■ **PROBLEMA A RESOLVER**
Reescreva as linhas da listagem entre a que contém "close-icon bbox=[722, 287, 734, 299]" e a que contém "destination-price: $90 bbox=[426, 283, 454, 301]", inclusive, trocando "remove-button" por "delete-button" e mantendo todo o resto igual.

■ **Entradas armazenadas**
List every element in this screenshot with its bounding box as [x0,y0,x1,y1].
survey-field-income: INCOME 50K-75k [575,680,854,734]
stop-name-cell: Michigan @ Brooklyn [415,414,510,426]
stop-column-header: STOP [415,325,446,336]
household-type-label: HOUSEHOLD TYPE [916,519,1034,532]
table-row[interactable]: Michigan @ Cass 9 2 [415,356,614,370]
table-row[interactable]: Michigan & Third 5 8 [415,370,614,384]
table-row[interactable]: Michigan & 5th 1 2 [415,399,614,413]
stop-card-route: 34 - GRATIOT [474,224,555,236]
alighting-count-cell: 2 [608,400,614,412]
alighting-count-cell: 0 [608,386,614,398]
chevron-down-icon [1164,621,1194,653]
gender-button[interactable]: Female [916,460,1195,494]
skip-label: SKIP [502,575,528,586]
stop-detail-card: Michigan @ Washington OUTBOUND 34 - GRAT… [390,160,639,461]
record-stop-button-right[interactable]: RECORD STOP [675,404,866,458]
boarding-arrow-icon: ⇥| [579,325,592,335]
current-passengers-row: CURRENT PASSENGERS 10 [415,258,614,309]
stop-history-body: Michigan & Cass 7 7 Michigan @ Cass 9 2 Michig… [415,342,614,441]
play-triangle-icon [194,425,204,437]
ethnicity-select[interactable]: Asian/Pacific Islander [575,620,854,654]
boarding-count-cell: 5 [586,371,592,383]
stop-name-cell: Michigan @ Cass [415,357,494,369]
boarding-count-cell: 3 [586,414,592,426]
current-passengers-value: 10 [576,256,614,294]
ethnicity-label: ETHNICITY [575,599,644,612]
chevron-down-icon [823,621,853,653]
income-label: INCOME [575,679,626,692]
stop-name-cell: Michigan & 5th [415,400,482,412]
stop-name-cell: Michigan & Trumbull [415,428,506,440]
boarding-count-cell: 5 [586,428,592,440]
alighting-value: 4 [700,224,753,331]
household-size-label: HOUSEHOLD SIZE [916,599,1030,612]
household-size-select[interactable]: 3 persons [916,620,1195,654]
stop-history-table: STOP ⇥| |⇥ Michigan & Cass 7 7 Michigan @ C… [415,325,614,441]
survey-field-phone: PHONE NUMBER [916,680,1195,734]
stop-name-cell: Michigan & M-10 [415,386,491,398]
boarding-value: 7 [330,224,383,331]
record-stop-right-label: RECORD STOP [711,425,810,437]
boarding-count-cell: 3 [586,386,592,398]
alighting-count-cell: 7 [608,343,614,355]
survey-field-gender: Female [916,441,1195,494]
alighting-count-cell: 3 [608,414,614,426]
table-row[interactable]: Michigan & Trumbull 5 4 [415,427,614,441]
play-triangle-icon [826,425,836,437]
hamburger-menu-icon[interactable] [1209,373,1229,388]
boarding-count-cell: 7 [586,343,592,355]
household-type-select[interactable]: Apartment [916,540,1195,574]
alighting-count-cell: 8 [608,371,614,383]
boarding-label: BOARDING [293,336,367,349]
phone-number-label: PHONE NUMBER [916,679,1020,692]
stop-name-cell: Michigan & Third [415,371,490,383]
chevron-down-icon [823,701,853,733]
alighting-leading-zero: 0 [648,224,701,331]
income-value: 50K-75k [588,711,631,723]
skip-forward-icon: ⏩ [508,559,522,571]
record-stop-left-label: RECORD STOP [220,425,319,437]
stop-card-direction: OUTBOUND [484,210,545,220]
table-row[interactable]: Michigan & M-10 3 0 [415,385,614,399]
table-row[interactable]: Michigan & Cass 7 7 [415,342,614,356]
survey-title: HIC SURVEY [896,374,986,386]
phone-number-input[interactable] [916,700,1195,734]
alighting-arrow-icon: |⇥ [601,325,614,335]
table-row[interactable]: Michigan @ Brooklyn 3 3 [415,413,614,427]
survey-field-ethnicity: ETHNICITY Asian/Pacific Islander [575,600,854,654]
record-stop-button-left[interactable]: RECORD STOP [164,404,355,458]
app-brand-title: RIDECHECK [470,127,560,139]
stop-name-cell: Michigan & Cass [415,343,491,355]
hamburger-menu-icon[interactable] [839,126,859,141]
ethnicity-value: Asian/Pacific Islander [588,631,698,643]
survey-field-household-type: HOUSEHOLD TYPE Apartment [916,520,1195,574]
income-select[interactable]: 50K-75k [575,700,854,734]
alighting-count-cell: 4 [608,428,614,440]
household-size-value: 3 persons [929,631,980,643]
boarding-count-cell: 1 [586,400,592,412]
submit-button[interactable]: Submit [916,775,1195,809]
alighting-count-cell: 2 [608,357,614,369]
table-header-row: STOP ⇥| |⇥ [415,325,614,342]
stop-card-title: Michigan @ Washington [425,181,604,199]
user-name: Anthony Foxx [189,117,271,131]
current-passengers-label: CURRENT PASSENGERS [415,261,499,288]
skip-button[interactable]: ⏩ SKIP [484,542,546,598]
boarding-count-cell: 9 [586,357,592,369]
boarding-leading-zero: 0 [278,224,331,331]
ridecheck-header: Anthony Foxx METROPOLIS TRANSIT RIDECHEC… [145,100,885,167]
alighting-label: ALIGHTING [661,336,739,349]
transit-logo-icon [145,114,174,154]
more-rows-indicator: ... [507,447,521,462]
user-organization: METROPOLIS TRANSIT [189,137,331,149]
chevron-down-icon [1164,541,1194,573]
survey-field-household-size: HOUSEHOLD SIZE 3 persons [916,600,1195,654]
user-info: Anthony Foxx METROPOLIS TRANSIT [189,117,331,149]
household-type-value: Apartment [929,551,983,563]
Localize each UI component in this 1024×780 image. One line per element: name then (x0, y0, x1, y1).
---
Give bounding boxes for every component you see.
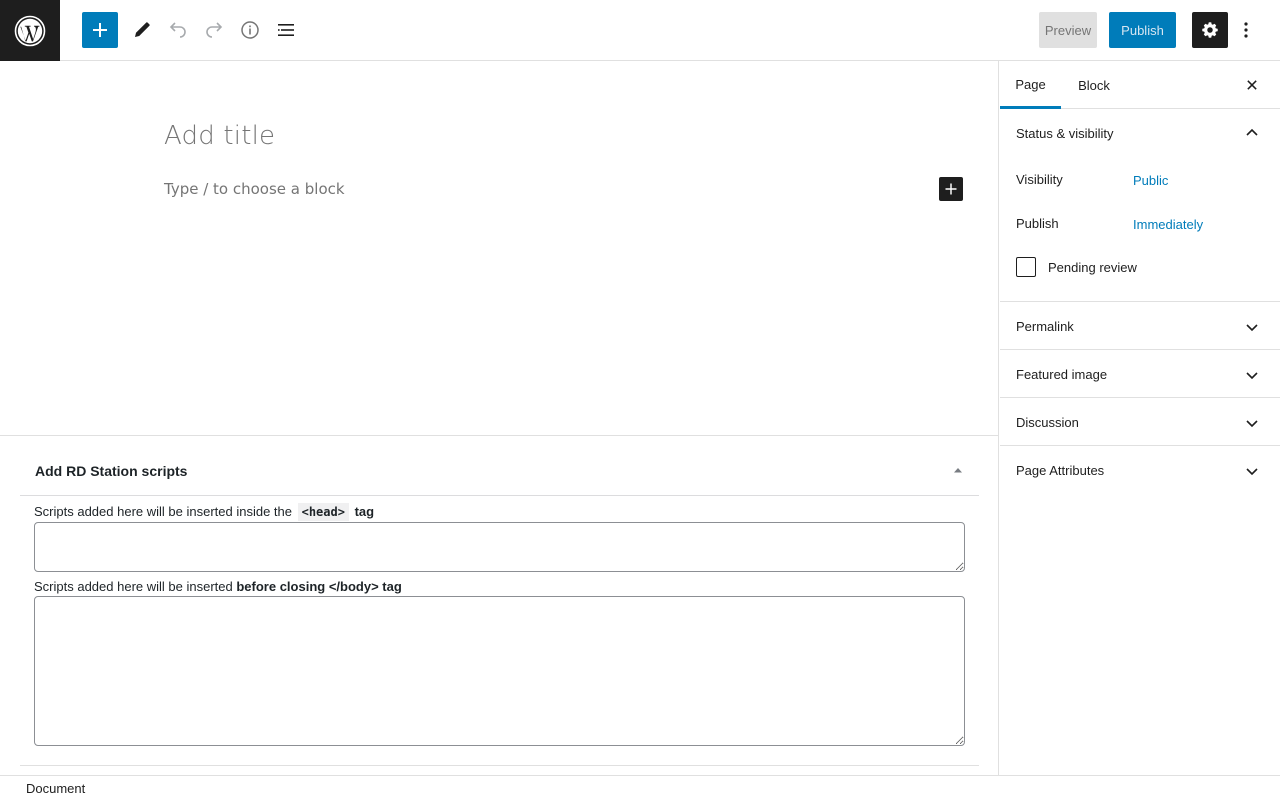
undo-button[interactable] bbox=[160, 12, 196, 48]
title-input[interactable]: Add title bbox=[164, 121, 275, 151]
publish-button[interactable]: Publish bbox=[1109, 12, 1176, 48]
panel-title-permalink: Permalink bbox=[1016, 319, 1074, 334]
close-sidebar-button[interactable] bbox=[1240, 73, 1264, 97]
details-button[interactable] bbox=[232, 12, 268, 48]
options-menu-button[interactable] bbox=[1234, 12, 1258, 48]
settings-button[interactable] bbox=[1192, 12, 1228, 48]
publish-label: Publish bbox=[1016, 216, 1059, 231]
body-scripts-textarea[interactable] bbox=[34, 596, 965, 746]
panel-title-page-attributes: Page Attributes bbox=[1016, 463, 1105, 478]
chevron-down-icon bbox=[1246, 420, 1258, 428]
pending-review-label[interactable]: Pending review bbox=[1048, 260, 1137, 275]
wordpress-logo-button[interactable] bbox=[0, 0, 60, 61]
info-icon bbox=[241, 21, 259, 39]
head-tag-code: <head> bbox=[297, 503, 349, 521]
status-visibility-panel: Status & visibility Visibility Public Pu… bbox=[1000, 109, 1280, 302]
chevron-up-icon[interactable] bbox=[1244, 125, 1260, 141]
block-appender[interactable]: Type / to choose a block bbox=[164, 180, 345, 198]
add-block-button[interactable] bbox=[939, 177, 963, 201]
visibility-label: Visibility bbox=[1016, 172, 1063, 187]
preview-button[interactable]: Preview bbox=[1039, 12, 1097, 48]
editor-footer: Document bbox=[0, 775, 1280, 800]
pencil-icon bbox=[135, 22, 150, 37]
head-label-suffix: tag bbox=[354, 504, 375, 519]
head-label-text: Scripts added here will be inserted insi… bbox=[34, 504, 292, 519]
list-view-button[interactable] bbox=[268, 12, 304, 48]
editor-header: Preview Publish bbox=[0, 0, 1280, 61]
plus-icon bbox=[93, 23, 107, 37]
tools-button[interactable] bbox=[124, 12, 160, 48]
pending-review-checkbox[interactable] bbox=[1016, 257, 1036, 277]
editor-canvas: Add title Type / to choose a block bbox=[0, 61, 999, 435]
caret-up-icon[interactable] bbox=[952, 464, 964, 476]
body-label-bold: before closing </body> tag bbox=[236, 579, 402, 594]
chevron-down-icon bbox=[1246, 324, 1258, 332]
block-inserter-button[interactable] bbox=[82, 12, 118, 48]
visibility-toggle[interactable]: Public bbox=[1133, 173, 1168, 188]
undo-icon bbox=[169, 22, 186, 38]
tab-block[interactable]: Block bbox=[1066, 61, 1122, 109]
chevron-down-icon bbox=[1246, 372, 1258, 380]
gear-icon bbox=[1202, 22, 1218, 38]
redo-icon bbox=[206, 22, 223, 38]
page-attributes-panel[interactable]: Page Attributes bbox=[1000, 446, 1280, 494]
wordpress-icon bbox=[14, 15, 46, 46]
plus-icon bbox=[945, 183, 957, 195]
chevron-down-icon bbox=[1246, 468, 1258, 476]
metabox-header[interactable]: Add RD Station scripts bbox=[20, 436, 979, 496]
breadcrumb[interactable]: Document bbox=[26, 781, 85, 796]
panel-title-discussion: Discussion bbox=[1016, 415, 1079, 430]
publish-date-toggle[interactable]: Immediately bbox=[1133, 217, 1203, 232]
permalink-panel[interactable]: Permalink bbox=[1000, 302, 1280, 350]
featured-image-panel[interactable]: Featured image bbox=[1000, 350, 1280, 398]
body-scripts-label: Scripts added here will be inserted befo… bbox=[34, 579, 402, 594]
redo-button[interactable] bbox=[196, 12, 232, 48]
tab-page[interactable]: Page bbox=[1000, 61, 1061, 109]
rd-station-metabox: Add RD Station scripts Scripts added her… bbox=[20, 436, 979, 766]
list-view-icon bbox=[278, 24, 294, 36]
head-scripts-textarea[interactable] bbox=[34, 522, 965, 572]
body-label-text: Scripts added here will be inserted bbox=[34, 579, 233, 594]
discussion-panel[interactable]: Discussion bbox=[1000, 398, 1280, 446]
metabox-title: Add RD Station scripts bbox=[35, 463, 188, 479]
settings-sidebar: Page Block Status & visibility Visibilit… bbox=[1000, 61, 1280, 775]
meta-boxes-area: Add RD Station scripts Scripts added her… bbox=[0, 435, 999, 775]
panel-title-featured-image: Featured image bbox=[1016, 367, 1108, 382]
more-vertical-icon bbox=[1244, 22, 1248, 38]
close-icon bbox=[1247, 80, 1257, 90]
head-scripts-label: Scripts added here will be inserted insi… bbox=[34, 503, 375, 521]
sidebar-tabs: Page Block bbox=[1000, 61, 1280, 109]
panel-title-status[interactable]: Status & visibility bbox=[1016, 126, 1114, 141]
--
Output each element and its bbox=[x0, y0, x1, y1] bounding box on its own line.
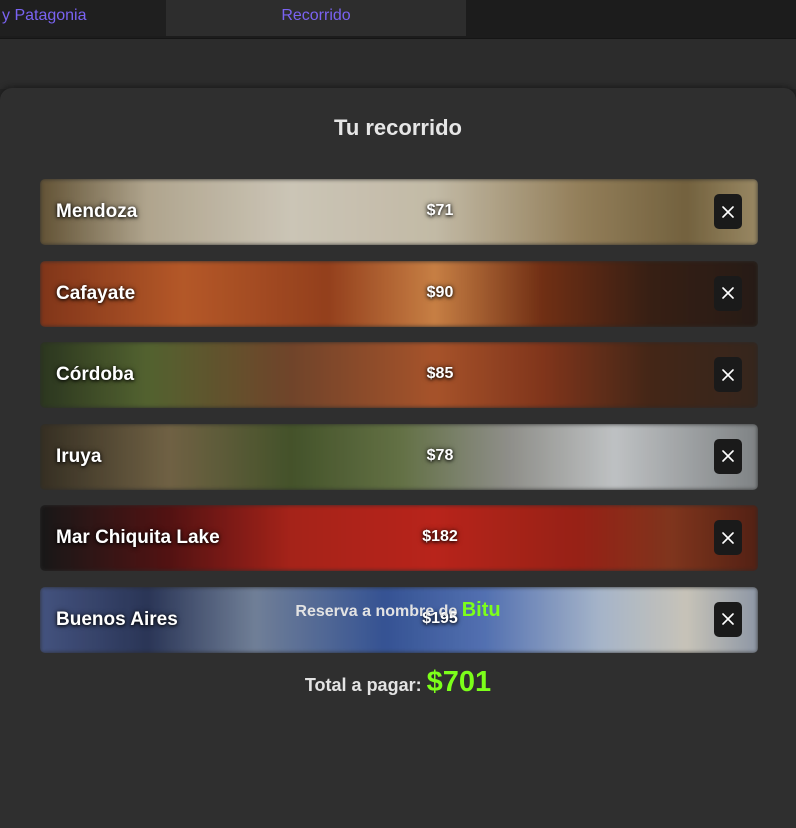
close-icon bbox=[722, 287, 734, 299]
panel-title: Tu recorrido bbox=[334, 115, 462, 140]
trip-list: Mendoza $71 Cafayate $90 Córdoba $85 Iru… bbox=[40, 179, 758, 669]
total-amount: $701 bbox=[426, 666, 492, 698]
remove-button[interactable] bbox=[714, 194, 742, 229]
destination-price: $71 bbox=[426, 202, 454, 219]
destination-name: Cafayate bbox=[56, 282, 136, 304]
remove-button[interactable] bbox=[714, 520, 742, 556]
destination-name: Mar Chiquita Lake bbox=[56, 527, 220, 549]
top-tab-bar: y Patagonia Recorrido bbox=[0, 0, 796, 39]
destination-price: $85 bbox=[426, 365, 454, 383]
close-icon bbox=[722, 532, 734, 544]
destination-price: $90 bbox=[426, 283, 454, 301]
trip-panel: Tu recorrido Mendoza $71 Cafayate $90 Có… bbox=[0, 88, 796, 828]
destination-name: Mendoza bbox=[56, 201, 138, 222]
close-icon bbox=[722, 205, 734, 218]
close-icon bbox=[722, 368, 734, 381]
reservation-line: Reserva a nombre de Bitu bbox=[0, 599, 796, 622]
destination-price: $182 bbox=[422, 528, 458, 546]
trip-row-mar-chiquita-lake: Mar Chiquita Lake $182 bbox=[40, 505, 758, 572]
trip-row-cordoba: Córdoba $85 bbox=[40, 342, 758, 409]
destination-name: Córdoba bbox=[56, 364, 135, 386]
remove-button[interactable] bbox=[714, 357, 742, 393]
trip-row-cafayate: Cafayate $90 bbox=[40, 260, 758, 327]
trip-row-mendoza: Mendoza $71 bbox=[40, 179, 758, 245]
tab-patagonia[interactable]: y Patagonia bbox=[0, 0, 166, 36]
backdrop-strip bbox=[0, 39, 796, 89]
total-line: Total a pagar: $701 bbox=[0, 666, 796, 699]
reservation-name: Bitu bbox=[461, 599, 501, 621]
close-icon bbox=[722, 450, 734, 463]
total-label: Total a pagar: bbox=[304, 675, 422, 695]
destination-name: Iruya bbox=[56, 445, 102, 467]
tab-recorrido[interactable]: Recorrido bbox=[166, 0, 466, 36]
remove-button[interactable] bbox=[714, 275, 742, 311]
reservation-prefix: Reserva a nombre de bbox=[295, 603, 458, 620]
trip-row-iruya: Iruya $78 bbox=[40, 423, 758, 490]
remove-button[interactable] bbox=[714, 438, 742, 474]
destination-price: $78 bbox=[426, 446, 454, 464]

■ **SOLUÇÃO DO PROBLEMA**
close-icon bbox=[722, 287, 734, 299]
panel-title: Tu recorrido bbox=[334, 115, 462, 140]
trip-list: Mendoza $71 Cafayate $90 Córdoba $85 Iru… bbox=[40, 179, 758, 669]
total-amount: $701 bbox=[426, 666, 492, 698]
delete-button[interactable] bbox=[714, 194, 742, 229]
destination-price: $71 bbox=[426, 202, 454, 219]
destination-name: Cafayate bbox=[56, 282, 136, 304]
delete-button[interactable] bbox=[714, 520, 742, 556]
destination-name: Mar Chiquita Lake bbox=[56, 527, 220, 549]
top-tab-bar: y Patagonia Recorrido bbox=[0, 0, 796, 39]
destination-price: $85 bbox=[426, 365, 454, 383]
close-icon bbox=[722, 532, 734, 544]
destination-price: $90 bbox=[426, 283, 454, 301]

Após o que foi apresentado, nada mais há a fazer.